Data records
>>>>
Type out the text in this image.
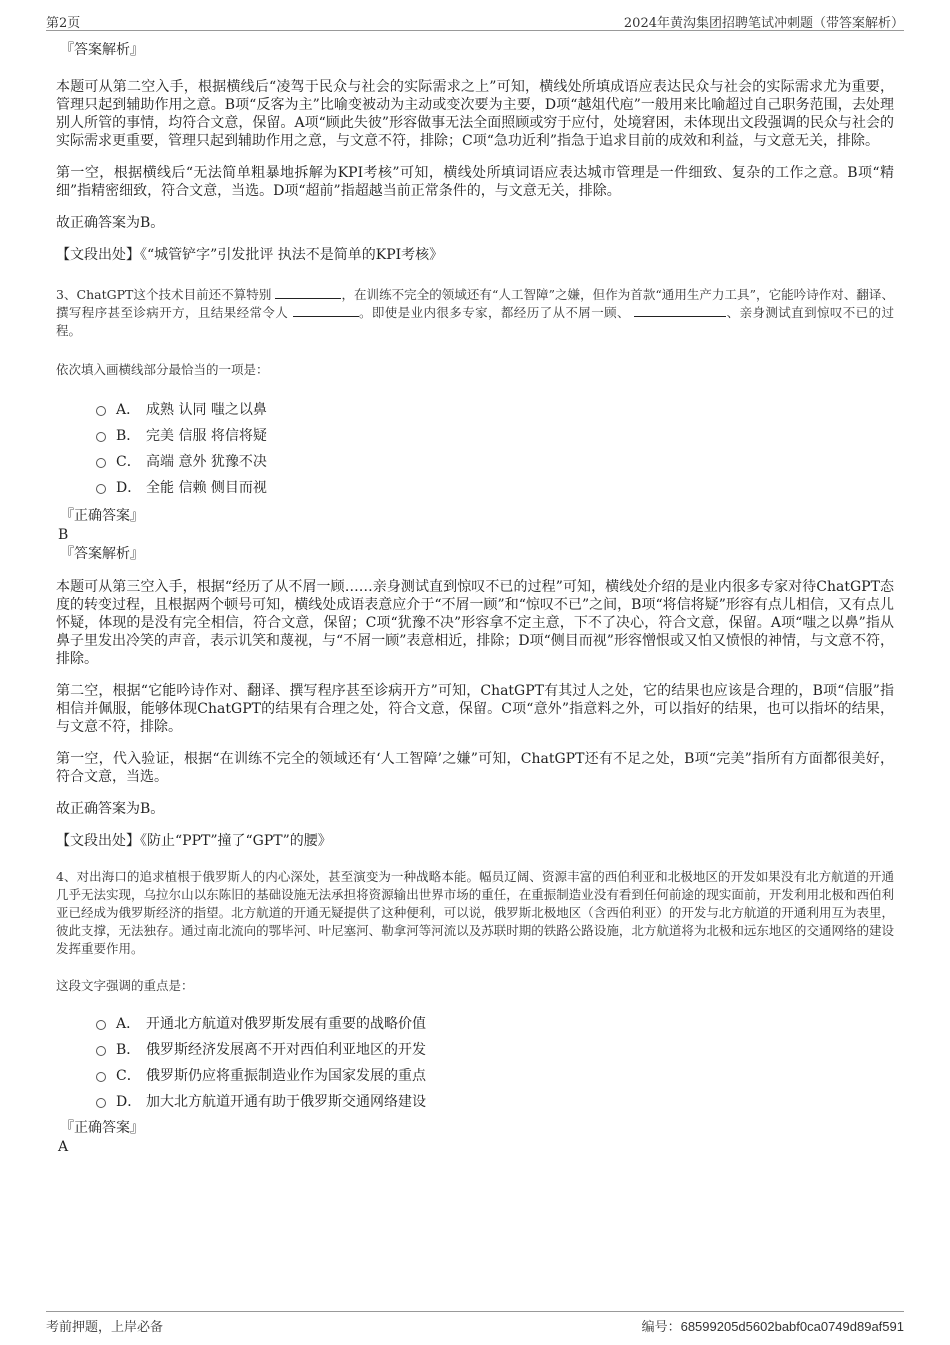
第2页	2024年黄沟集团招聘笔试冲刺题（带答案解析）
『答案解析』

本题可从第二空入手，根据横线后“凌驾于民众与社会的实际需求之上”可知，横线处所填成语应表达民众与社会的实际需求尤为重要，管理只起到辅助作用之意。B项“反客为主”比喻变被动为主动或变次要为主要，D项“越俎代庖”一般用来比喻超过自己职务范围，去处理别人所管的事情，均符合文意，保留。A项“顾此失彼”形容做事无法全面照顾或穷于应付，处境窘困，未体现出文段强调的民众与社会的实际需求更重要，管理只起到辅助作用之意，与文意不符，排除；C项“急功近利”指急于追求目前的成效和利益，与文意无关，排除。

第一空，根据横线后“无法简单粗暴地拆解为KPI考核”可知，横线处所填词语应表达城市管理是一件细致、复杂的工作之意。B项“精细”指精密细致，符合文意，当选。D项“超前”指超越当前正常条件的，与文意无关，排除。

故正确答案为B。

【文段出处】《“城管铲字”引发批评 执法不是简单的KPI考核》

3、ChatGPT这个技术目前还不算特别	，在训练不完全的领域还有“人工智障”之嫌，但作为首款“通用生产力工具”，它能吟诗作对、翻译、撰写程序甚至诊病开方，且结果经常令人	。即使是业内很多专家，都经历了从不屑一顾、	、亲身测试直到惊叹不已的过程。

依次填入画横线部分最恰当的一项是：

A． 成熟 认同 嗤之以鼻
B． 完美 信服 将信将疑
C． 高端 意外 犹豫不决
D． 全能 信赖 侧目而视
『正确答案』
B
『答案解析』

本题可从第三空入手，根据“经历了从不屑一顾……亲身测试直到惊叹不已的过程”可知，横线处介绍的是业内很多专家对待ChatGPT态度的转变过程，且根据两个顿号可知，横线处成语表意应介于“不屑一顾”和“惊叹不已”之间，B项“将信将疑”形容有点儿相信，又有点儿怀疑，体现的是没有完全相信，符合文意，保留；C项“犹豫不决”形容拿不定主意，下不了决心，符合文意，保留。A项“嗤之以鼻”指从鼻子里发出冷笑的声音，表示讥笑和蔑视，与“不屑一顾”表意相近，排除；D项“侧目而视”形容憎恨或又怕又愤恨的神情，与文意不符，排除。

第二空，根据“它能吟诗作对、翻译、撰写程序甚至诊病开方”可知，ChatGPT有其过人之处，它的结果也应该是合理的，B项“信服”指相信并佩服，能够体现ChatGPT的结果有合理之处，符合文意，保留。C项“意外”指意料之外，可以指好的结果，也可以指坏的结果，与文意不符，排除。

第一空，代入验证，根据“在训练不完全的领域还有‘人工智障’之嫌”可知，ChatGPT还有不足之处，B项“完美”指所有方面都很美好，符合文意，当选。

故正确答案为B。

【文段出处】《防止“PPT”撞了“GPT”的腰》

4、对出海口的追求植根于俄罗斯人的内心深处，甚至演变为一种战略本能。幅员辽阔、资源丰富的西伯利亚和北极地区的开发如果没有北方航道的开通几乎无法实现，乌拉尔山以东陈旧的基础设施无法承担将资源输出世界市场的重任，在重振制造业没有看到任何前途的现实面前，开发利用北极和西伯利亚已经成为俄罗斯经济的指望。北方航道的开通无疑提供了这种便利，可以说，俄罗斯北极地区（含西伯利亚）的开发与北方航道的开通利用互为表里，彼此支撑，无法独存。通过南北流向的鄂毕河、叶尼塞河、勒拿河等河流以及苏联时期的铁路公路设施，北方航道将为北极和远东地区的交通网络的建设发挥重要作用。

这段文字强调的重点是：

A． 开通北方航道对俄罗斯发展有重要的战略价值
B． 俄罗斯经济发展离不开对西伯利亚地区的开发
C． 俄罗斯仍应将重振制造业作为国家发展的重点
D． 加大北方航道开通有助于俄罗斯交通网络建设
『正确答案』
A
考前押题，上岸必备	编号：68599205d5602babf0ca0749d89af591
<<<<
**GIVEN TASK:** Reproduce the material in full, word for word, and omit the pictures.

**TASK SOLUTION:**
Type out the text in this image.
第2页	2024年黄沟集团招聘笔试冲刺题（带答案解析）
『答案解析』

本题可从第二空入手，根据横线后“凌驾于民众与社会的实际需求之上”可知，横线处所填成语应表达民众与社会的实际需求尤为重要，管理只起到辅助作用之意。B项“反客为主”比喻变被动为主动或变次要为主要，D项“越俎代庖”一般用来比喻超过自己职务范围，去处理别人所管的事情，均符合文意，保留。A项“顾此失彼”形容做事无法全面照顾或穷于应付，处境窘困，未体现出文段强调的民众与社会的实际需求更重要，管理只起到辅助作用之意，与文意不符，排除；C项“急功近利”指急于追求目前的成效和利益，与文意无关，排除。

第一空，根据横线后“无法简单粗暴地拆解为KPI考核”可知，横线处所填词语应表达城市管理是一件细致、复杂的工作之意。B项“精细”指精密细致，符合文意，当选。D项“超前”指超越当前正常条件的，与文意无关，排除。

故正确答案为B。

【文段出处】《“城管铲字”引发批评 执法不是简单的KPI考核》

3、ChatGPT这个技术目前还不算特别	，在训练不完全的领域还有“人工智障”之嫌，但作为首款“通用生产力工具”，它能吟诗作对、翻译、撰写程序甚至诊病开方，且结果经常令人	。即使是业内很多专家，都经历了从不屑一顾、	、亲身测试直到惊叹不已的过程。

依次填入画横线部分最恰当的一项是：

A． 成熟 认同 嗤之以鼻
B． 完美 信服 将信将疑
C． 高端 意外 犹豫不决
D． 全能 信赖 侧目而视
『正确答案』
B
『答案解析』

本题可从第三空入手，根据“经历了从不屑一顾……亲身测试直到惊叹不已的过程”可知，横线处介绍的是业内很多专家对待ChatGPT态度的转变过程，且根据两个顿号可知，横线处成语表意应介于“不屑一顾”和“惊叹不已”之间，B项“将信将疑”形容有点儿相信，又有点儿怀疑，体现的是没有完全相信，符合文意，保留；C项“犹豫不决”形容拿不定主意，下不了决心，符合文意，保留。A项“嗤之以鼻”指从鼻子里发出冷笑的声音，表示讥笑和蔑视，与“不屑一顾”表意相近，排除；D项“侧目而视”形容憎恨或又怕又愤恨的神情，与文意不符，排除。

第二空，根据“它能吟诗作对、翻译、撰写程序甚至诊病开方”可知，ChatGPT有其过人之处，它的结果也应该是合理的，B项“信服”指相信并佩服，能够体现ChatGPT的结果有合理之处，符合文意，保留。C项“意外”指意料之外，可以指好的结果，也可以指坏的结果，与文意不符，排除。

第一空，代入验证，根据“在训练不完全的领域还有‘人工智障’之嫌”可知，ChatGPT还有不足之处，B项“完美”指所有方面都很美好，符合文意，当选。

故正确答案为B。

【文段出处】《防止“PPT”撞了“GPT”的腰》

4、对出海口的追求植根于俄罗斯人的内心深处，甚至演变为一种战略本能。幅员辽阔、资源丰富的西伯利亚和北极地区的开发如果没有北方航道的开通几乎无法实现，乌拉尔山以东陈旧的基础设施无法承担将资源输出世界市场的重任，在重振制造业没有看到任何前途的现实面前，开发利用北极和西伯利亚已经成为俄罗斯经济的指望。北方航道的开通无疑提供了这种便利，可以说，俄罗斯北极地区（含西伯利亚）的开发与北方航道的开通利用互为表里，彼此支撑，无法独存。通过南北流向的鄂毕河、叶尼塞河、勒拿河等河流以及苏联时期的铁路公路设施，北方航道将为北极和远东地区的交通网络的建设发挥重要作用。

这段文字强调的重点是：

A． 开通北方航道对俄罗斯发展有重要的战略价值
B． 俄罗斯经济发展离不开对西伯利亚地区的开发
C． 俄罗斯仍应将重振制造业作为国家发展的重点
D． 加大北方航道开通有助于俄罗斯交通网络建设
『正确答案』
A
考前押题，上岸必备	编号：68599205d5602babf0ca0749d89af591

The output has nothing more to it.